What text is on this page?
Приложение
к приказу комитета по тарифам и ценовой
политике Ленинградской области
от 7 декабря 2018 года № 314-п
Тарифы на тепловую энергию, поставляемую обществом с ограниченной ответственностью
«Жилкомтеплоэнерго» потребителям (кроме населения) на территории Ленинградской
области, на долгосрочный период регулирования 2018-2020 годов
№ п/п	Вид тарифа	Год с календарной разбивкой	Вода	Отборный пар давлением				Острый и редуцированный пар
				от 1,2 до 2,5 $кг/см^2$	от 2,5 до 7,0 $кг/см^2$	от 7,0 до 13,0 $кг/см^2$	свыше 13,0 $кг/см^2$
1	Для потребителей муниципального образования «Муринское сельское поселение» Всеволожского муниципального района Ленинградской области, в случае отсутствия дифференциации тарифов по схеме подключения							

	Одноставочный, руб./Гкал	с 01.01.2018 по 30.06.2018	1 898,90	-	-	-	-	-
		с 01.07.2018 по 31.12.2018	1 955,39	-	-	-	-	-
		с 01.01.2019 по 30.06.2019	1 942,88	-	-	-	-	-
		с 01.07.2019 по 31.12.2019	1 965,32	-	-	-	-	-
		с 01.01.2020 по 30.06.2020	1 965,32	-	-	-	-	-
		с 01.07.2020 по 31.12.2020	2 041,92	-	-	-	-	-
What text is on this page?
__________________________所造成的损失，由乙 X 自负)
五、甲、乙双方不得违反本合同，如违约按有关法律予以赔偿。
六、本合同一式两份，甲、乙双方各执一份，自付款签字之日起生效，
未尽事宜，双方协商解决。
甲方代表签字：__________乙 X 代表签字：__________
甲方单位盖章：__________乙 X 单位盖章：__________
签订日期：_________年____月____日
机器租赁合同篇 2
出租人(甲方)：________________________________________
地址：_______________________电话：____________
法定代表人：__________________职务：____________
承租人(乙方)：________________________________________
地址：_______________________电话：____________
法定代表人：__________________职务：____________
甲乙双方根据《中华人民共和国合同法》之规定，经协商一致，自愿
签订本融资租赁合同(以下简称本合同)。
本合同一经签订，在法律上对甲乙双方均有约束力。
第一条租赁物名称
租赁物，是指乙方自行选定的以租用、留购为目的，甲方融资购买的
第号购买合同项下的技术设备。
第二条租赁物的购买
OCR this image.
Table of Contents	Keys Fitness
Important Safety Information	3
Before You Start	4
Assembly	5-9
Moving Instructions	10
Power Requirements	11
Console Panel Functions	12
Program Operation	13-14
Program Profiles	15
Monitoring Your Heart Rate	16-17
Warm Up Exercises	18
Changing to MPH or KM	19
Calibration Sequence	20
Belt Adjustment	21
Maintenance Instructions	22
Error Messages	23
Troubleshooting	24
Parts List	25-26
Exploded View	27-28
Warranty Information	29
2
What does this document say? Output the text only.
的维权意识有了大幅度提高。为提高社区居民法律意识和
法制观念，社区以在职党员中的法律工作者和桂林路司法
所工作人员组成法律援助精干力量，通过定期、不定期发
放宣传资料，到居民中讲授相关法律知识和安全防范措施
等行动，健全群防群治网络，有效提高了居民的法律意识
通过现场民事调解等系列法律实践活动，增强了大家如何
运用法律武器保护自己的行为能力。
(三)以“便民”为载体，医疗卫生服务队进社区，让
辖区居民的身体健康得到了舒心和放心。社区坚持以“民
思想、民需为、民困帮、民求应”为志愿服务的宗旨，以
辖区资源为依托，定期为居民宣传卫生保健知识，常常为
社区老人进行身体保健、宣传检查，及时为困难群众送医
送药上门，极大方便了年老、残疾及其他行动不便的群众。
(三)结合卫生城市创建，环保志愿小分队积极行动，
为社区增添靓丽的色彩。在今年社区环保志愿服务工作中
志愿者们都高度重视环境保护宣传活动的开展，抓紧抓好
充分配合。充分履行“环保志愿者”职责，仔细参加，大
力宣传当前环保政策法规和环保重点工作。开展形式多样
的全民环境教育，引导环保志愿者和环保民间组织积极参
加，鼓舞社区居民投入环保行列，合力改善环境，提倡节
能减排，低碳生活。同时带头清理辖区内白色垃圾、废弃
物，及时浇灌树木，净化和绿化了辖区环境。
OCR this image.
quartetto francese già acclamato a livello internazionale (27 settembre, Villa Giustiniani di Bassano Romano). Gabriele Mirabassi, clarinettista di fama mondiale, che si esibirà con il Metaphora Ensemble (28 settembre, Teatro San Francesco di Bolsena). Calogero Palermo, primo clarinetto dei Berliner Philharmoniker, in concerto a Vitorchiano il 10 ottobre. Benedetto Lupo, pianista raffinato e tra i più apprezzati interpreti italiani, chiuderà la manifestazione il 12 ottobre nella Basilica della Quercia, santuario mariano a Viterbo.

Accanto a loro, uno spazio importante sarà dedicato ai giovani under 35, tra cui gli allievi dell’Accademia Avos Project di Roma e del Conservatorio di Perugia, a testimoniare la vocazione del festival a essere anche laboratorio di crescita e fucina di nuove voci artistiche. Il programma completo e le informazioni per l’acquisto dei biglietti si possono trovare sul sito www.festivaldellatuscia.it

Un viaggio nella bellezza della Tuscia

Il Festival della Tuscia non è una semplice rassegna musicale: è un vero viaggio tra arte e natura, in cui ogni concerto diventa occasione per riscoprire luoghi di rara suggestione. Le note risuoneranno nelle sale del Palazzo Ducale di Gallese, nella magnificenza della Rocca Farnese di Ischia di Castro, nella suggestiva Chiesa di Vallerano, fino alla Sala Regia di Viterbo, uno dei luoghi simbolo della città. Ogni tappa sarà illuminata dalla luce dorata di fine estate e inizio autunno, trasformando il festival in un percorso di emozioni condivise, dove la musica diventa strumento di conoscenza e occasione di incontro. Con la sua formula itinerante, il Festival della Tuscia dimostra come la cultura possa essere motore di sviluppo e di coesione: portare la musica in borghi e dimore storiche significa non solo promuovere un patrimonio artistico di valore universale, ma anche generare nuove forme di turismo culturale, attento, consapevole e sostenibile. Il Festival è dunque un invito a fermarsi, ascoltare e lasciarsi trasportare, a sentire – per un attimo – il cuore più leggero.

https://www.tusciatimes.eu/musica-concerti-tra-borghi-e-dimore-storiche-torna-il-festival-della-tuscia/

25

--*--

THE REQUEST: Of the lines in the material, how many include "Information"? Respond with the number alone.

SOLUTION: 2